_EXERCISE BRIEF_: Below is some material; set it all down exactly, apart from the pictures.

_DATA RECORDS_:
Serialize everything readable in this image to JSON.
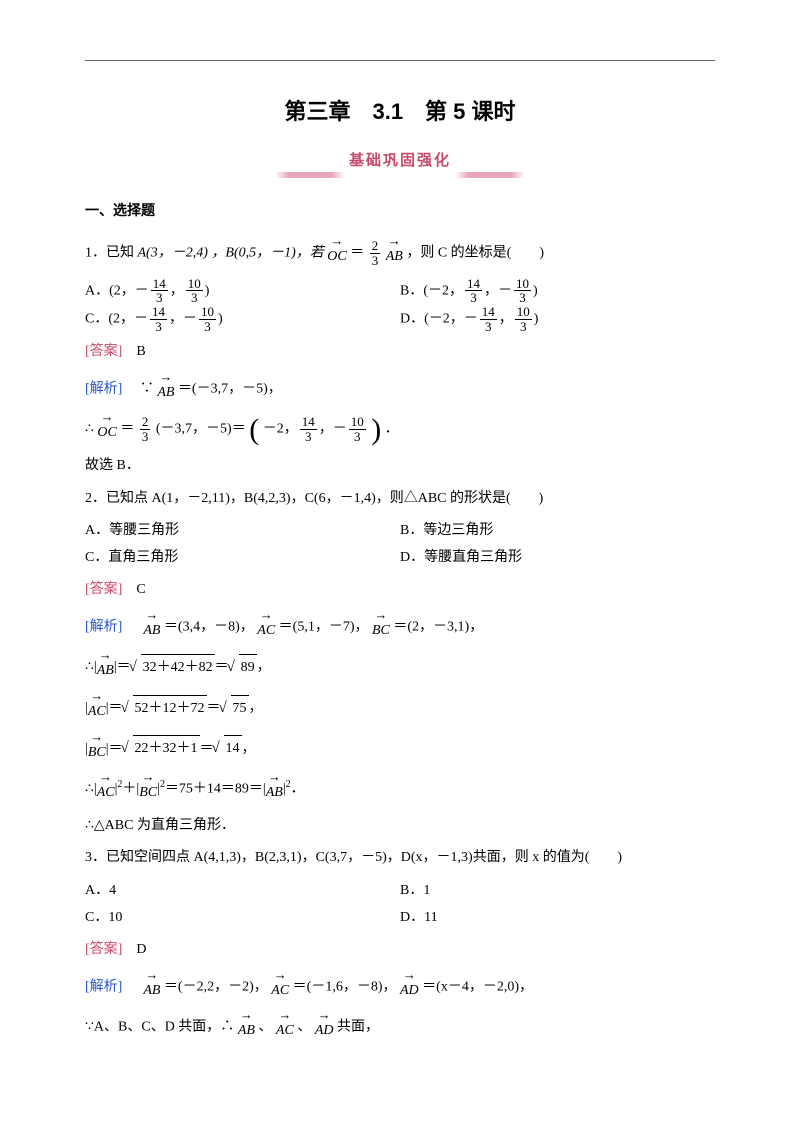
{
  "colors": {
    "accent": "#c84a6a",
    "link": "#2a55cc",
    "text": "#000000",
    "bg": "#ffffff",
    "ribbon": "#e8a5bb"
  },
  "title": "第三章　3.1　第 5 课时",
  "subtitle": "基础巩固强化",
  "section_head": "一、选择题",
  "q1": {
    "stem_a": "1．已知 ",
    "A_pt": "A(3，－2,4)",
    "B_pt": "，B(0,5，－1)，若",
    "eqL": "OC",
    "eq_mid": "＝",
    "frac_num": "2",
    "frac_den": "3",
    "eqR": "AB",
    "tail": "，则 C 的坐标是(　　)",
    "choices": {
      "A_pre": "A．(2，－",
      "A_f1n": "14",
      "A_f1d": "3",
      "A_mid": "，",
      "A_f2n": "10",
      "A_f2d": "3",
      "A_post": ")",
      "B_pre": "B．(－2，",
      "B_f1n": "14",
      "B_f1d": "3",
      "B_mid": "，－",
      "B_f2n": "10",
      "B_f2d": "3",
      "B_post": ")",
      "C_pre": "C．(2，－",
      "C_f1n": "14",
      "C_f1d": "3",
      "C_mid": "，－",
      "C_f2n": "10",
      "C_f2d": "3",
      "C_post": ")",
      "D_pre": "D．(－2，－",
      "D_f1n": "14",
      "D_f1d": "3",
      "D_mid": "，",
      "D_f2n": "10",
      "D_f2d": "3",
      "D_post": ")"
    },
    "answer_label": "[答案]",
    "answer": "　B",
    "analysis_label": "[解析]",
    "line1a": "　∵",
    "line1_vec": "AB",
    "line1b": "＝(－3,7，－5)，",
    "line2a": "∴",
    "line2_vec": "OC",
    "line2b": "＝",
    "line2_fn": "2",
    "line2_fd": "3",
    "line2c": "(－3,7，－5)＝",
    "line2_inner_a": "－2，",
    "line2_in_f1n": "14",
    "line2_in_f1d": "3",
    "line2_inner_b": "，－",
    "line2_in_f2n": "10",
    "line2_in_f2d": "3",
    "line2d": "．",
    "line3": "故选 B．"
  },
  "q2": {
    "stem": "2．已知点 A(1，－2,11)，B(4,2,3)，C(6，－1,4)，则△ABC 的形状是(　　)",
    "choices": {
      "A": "A．等腰三角形",
      "B": "B．等边三角形",
      "C": "C．直角三角形",
      "D": "D．等腰直角三角形"
    },
    "answer_label": "[答案]",
    "answer": "　C",
    "analysis_label": "[解析]",
    "l1a": "　",
    "l1vAB": "AB",
    "l1b": "＝(3,4，－8)，",
    "l1vAC": "AC",
    "l1c": "＝(5,1，－7)，",
    "l1vBC": "BC",
    "l1d": "＝(2，－3,1)，",
    "l2a": "∴|",
    "l2v": "AB",
    "l2b": "|＝",
    "l2rad": "32＋42＋82",
    "l2c": "＝",
    "l2rad2": "89",
    "l2d": "，",
    "l3a": "|",
    "l3v": "AC",
    "l3b": "|＝",
    "l3rad": "52＋12＋72",
    "l3c": "＝",
    "l3rad2": "75",
    "l3d": "，",
    "l4a": "|",
    "l4v": "BC",
    "l4b": "|＝",
    "l4rad": "22＋32＋1",
    "l4c": "＝",
    "l4rad2": "14",
    "l4d": "，",
    "l5a": "∴|",
    "l5v1": "AC",
    "l5b": "|",
    "l5sq1": "2",
    "l5c": "＋|",
    "l5v2": "BC",
    "l5d": "|",
    "l5sq2": "2",
    "l5e": "＝75＋14＝89＝|",
    "l5v3": "AB",
    "l5f": "|",
    "l5sq3": "2",
    "l5g": "．",
    "l6": "∴△ABC 为直角三角形．"
  },
  "q3": {
    "stem": "3．已知空间四点 A(4,1,3)，B(2,3,1)，C(3,7，－5)，D(x，－1,3)共面，则 x 的值为(　　)",
    "choices": {
      "A": "A．4",
      "B": "B．1",
      "C": "C．10",
      "D": "D．11"
    },
    "answer_label": "[答案]",
    "answer": "　D",
    "analysis_label": "[解析]",
    "l1a": "　",
    "l1vAB": "AB",
    "l1b": "＝(－2,2，－2)，",
    "l1vAC": "AC",
    "l1c": "＝(－1,6，－8)，",
    "l1vAD": "AD",
    "l1d": "＝(x－4，－2,0)，",
    "l2a": "∵A、B、C、D 共面，∴",
    "l2v1": "AB",
    "l2b": "、",
    "l2v2": "AC",
    "l2c": "、",
    "l2v3": "AD",
    "l2d": "共面，"
  }
}
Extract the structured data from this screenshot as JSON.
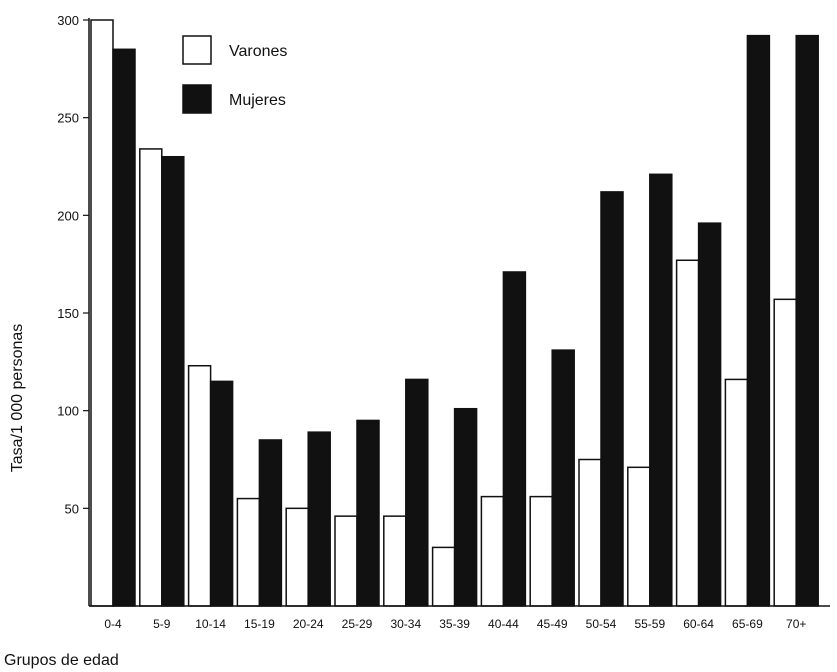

_FINAL RESULT_:
Serialize everything readable in this image to JSON.
{
  "colors": {
    "accent": "#c84a6a",
    "link": "#2a55cc",
    "text": "#000000",
    "bg": "#ffffff",
    "ribbon": "#e8a5bb"
  },
  "title": "第三章　3.1　第 5 课时",
  "subtitle": "基础巩固强化",
  "section_head": "一、选择题",
  "q1": {
    "stem_a": "1．已知 ",
    "A_pt": "A(3，－2,4)",
    "B_pt": "，B(0,5，－1)，若",
    "eqL": "OC",
    "eq_mid": "＝",
    "frac_num": "2",
    "frac_den": "3",
    "eqR": "AB",
    "tail": "，则 C 的坐标是(　　)",
    "choices": {
      "A_pre": "A．(2，－",
      "A_f1n": "14",
      "A_f1d": "3",
      "A_mid": "，",
      "A_f2n": "10",
      "A_f2d": "3",
      "A_post": ")",
      "B_pre": "B．(－2，",
      "B_f1n": "14",
      "B_f1d": "3",
      "B_mid": "，－",
      "B_f2n": "10",
      "B_f2d": "3",
      "B_post": ")",
      "C_pre": "C．(2，－",
      "C_f1n": "14",
      "C_f1d": "3",
      "C_mid": "，－",
      "C_f2n": "10",
      "C_f2d": "3",
      "C_post": ")",
      "D_pre": "D．(－2，－",
      "D_f1n": "14",
      "D_f1d": "3",
      "D_mid": "，",
      "D_f2n": "10",
      "D_f2d": "3",
      "D_post": ")"
    },
    "answer_label": "[答案]",
    "answer": "　B",
    "analysis_label": "[解析]",
    "line1a": "　∵",
    "line1_vec": "AB",
    "line1b": "＝(－3,7，－5)，",
    "line2a": "∴",
    "line2_vec": "OC",
    "line2b": "＝",
    "line2_fn": "2",
    "line2_fd": "3",
    "line2c": "(－3,7，－5)＝",
    "line2_inner_a": "－2，",
    "line2_in_f1n": "14",
    "line2_in_f1d": "3",
    "line2_inner_b": "，－",
    "line2_in_f2n": "10",
    "line2_in_f2d": "3",
    "line2d": "．",
    "line3": "故选 B．"
  },
  "q2": {
    "stem": "2．已知点 A(1，－2,11)，B(4,2,3)，C(6，－1,4)，则△ABC 的形状是(　　)",
    "choices": {
      "A": "A．等腰三角形",
      "B": "B．等边三角形",
      "C": "C．直角三角形",
      "D": "D．等腰直角三角形"
    },
    "answer_label": "[答案]",
    "answer": "　C",
    "analysis_label": "[解析]",
    "l1a": "　",
    "l1vAB": "AB",
    "l1b": "＝(3,4，－8)，",
    "l1vAC": "AC",
    "l1c": "＝(5,1，－7)，",
    "l1vBC": "BC",
    "l1d": "＝(2，－3,1)，",
    "l2a": "∴|",
    "l2v": "AB",
    "l2b": "|＝",
    "l2rad": "32＋42＋82",
    "l2c": "＝",
    "l2rad2": "89",
    "l2d": "，",
    "l3a": "|",
    "l3v": "AC",
    "l3b": "|＝",
    "l3rad": "52＋12＋72",
    "l3c": "＝",
    "l3rad2": "75",
    "l3d": "，",
    "l4a": "|",
    "l4v": "BC",
    "l4b": "|＝",
    "l4rad": "22＋32＋1",
    "l4c": "＝",
    "l4rad2": "14",
    "l4d": "，",
    "l5a": "∴|",
    "l5v1": "AC",
    "l5b": "|",
    "l5sq1": "2",
    "l5c": "＋|",
    "l5v2": "BC",
    "l5d": "|",
    "l5sq2": "2",
    "l5e": "＝75＋14＝89＝|",
    "l5v3": "AB",
    "l5f": "|",
    "l5sq3": "2",
    "l5g": "．",
    "l6": "∴△ABC 为直角三角形．"
  },
  "q3": {
    "stem": "3．已知空间四点 A(4,1,3)，B(2,3,1)，C(3,7，－5)，D(x，－1,3)共面，则 x 的值为(　　)",
    "choices": {
      "A": "A．4",
      "B": "B．1",
      "C": "C．10",
      "D": "D．11"
    },
    "answer_label": "[答案]",
    "answer": "　D",
    "analysis_label": "[解析]",
    "l1a": "　",
    "l1vAB": "AB",
    "l1b": "＝(－2,2，－2)，",
    "l1vAC": "AC",
    "l1c": "＝(－1,6，－8)，",
    "l1vAD": "AD",
    "l1d": "＝(x－4，－2,0)，",
    "l2a": "∵A、B、C、D 共面，∴",
    "l2v1": "AB",
    "l2b": "、",
    "l2v2": "AC",
    "l2c": "、",
    "l2v3": "AD",
    "l2d": "共面，"
  }
}
Extract the structured data from this screenshot as JSON.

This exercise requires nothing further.